### DATA TO USE ###

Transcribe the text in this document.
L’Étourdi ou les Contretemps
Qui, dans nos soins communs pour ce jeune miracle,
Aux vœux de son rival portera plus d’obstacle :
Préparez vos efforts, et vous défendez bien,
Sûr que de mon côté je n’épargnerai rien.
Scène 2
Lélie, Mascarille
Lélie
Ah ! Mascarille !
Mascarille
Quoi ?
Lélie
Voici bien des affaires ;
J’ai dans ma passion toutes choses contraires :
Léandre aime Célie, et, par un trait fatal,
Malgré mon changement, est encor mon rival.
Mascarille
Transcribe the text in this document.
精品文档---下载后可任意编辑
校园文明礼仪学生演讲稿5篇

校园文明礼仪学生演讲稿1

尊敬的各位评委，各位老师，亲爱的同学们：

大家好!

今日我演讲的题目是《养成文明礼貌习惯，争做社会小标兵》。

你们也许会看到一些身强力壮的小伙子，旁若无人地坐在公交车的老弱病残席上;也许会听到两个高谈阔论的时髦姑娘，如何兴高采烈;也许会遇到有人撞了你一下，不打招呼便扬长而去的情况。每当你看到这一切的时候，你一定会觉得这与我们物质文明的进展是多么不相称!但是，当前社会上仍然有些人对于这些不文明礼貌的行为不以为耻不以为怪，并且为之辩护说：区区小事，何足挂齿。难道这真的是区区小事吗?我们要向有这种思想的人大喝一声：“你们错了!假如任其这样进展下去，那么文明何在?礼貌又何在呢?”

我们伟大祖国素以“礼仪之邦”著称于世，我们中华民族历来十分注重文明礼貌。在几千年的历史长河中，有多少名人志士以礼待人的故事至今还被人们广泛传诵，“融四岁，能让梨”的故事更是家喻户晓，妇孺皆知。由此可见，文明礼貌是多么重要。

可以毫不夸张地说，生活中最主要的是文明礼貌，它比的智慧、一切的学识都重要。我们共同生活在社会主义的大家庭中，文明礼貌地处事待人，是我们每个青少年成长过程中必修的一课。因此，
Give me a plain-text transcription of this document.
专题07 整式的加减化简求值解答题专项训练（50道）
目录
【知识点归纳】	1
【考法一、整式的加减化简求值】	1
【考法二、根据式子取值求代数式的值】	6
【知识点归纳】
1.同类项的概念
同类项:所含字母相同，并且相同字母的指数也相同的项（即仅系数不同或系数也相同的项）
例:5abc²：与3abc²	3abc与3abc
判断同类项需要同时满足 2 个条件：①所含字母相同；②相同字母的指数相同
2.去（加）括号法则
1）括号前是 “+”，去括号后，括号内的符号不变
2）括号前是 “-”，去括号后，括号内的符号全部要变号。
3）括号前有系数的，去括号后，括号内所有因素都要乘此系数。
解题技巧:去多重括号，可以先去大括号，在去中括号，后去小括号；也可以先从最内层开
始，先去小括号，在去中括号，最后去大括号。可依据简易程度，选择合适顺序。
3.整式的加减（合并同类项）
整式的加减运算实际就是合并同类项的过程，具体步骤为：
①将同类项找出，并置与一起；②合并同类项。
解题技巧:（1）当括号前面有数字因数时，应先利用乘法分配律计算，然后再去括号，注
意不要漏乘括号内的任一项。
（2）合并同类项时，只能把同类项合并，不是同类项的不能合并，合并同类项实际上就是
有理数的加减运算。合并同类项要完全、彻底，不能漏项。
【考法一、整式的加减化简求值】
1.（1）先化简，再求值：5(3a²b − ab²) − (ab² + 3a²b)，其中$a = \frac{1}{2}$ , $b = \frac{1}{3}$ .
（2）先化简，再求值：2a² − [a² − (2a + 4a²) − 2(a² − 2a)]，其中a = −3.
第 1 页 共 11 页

###

- [WHAT NEEDS TO BE DONE]:
Search the lines above for the string "rival" and copy each line that has it.

- [THE OUTPUT]:
Aux vœux de son rival portera plus d’obstacle :
Malgré mon changement, est encor mon rival.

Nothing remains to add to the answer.